# Given data:
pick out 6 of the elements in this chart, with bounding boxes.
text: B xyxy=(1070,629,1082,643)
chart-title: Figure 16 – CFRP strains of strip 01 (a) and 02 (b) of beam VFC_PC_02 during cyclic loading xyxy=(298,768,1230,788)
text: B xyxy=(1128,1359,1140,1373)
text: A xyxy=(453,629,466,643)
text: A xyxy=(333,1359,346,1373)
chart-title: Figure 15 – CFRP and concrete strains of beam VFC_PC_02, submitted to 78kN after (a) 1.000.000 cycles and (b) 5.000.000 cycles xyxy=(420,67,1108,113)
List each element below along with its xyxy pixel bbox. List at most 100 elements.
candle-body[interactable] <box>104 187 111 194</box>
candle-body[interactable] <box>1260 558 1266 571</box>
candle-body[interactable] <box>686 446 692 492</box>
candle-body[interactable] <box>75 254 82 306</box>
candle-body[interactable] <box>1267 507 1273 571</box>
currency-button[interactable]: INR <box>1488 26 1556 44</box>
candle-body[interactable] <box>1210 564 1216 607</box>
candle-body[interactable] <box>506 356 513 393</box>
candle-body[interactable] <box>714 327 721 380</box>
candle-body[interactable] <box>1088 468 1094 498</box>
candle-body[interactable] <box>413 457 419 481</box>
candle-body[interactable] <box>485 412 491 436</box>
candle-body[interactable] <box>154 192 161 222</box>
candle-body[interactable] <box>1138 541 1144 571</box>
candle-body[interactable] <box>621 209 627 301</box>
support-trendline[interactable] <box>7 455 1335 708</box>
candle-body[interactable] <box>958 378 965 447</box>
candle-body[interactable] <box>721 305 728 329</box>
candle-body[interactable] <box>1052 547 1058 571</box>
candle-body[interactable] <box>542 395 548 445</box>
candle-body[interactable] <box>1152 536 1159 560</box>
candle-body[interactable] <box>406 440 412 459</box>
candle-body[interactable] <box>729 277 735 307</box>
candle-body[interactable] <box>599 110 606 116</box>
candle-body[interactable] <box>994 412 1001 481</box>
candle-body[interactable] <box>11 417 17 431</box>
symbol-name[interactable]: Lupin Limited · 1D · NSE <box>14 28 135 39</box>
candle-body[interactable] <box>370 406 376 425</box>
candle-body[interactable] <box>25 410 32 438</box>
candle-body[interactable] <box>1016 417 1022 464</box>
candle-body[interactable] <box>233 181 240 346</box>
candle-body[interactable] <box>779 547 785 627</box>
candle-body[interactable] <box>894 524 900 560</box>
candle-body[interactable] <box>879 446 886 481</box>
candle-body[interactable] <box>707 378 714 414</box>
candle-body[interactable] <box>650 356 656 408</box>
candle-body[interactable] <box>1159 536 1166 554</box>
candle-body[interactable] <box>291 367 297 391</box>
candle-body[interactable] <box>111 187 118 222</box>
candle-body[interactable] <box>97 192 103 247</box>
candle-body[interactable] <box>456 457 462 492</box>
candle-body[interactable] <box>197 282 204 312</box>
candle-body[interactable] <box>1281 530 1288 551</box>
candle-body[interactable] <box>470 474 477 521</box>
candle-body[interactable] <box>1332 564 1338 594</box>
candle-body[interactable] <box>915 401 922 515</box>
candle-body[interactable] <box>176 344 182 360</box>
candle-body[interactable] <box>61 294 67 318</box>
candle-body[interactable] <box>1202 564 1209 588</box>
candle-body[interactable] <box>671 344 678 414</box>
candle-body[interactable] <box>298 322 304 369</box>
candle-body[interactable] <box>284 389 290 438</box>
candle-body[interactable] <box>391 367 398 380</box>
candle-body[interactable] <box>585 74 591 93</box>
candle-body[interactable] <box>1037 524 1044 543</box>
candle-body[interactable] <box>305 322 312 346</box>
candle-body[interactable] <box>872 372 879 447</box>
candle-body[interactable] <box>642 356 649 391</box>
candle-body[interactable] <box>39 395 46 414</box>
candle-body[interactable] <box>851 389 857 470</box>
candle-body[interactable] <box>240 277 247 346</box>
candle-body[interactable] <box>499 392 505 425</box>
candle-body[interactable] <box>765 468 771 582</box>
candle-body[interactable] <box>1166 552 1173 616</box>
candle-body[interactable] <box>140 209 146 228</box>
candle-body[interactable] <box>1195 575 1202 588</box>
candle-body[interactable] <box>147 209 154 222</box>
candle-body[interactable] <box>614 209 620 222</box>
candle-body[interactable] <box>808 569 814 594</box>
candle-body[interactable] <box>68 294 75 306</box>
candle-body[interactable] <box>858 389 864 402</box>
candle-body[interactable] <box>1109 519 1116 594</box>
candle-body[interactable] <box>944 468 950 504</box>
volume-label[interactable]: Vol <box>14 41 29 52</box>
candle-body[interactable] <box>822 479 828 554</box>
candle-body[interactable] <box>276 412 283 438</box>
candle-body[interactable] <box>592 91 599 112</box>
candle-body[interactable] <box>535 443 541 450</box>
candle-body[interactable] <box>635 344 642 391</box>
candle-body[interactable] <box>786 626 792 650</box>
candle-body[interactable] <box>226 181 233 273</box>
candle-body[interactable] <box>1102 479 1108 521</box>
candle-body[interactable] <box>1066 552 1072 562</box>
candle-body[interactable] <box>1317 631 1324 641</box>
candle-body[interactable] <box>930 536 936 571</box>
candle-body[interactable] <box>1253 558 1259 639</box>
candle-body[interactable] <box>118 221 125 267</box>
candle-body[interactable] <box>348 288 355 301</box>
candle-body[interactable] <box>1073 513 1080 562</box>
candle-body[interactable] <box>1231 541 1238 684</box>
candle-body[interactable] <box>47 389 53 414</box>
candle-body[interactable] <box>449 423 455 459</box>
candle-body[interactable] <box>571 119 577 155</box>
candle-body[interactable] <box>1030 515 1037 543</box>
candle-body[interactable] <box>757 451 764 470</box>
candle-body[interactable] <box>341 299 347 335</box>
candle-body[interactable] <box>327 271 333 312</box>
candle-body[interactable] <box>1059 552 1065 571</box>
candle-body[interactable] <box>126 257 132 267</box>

# The problem:
Pull out the data from its first line through the line containing "candle-body[interactable] <box>75 254", copying every line word for word.

# Full answer:
pick out 6 of the elements in this chart, with bounding boxes.
text: B xyxy=(1070,629,1082,643)
chart-title: Figure 16 – CFRP strains of strip 01 (a) and 02 (b) of beam VFC_PC_02 during cyclic loading xyxy=(298,768,1230,788)
text: B xyxy=(1128,1359,1140,1373)
text: A xyxy=(453,629,466,643)
text: A xyxy=(333,1359,346,1373)
chart-title: Figure 15 – CFRP and concrete strains of beam VFC_PC_02, submitted to 78kN after (a) 1.000.000 cycles and (b) 5.000.000 cycles xyxy=(420,67,1108,113)
List each element below along with its xyxy pixel bbox. List at most 100 elements.
candle-body[interactable] <box>104 187 111 194</box>
candle-body[interactable] <box>1260 558 1266 571</box>
candle-body[interactable] <box>686 446 692 492</box>
candle-body[interactable] <box>75 254 82 306</box>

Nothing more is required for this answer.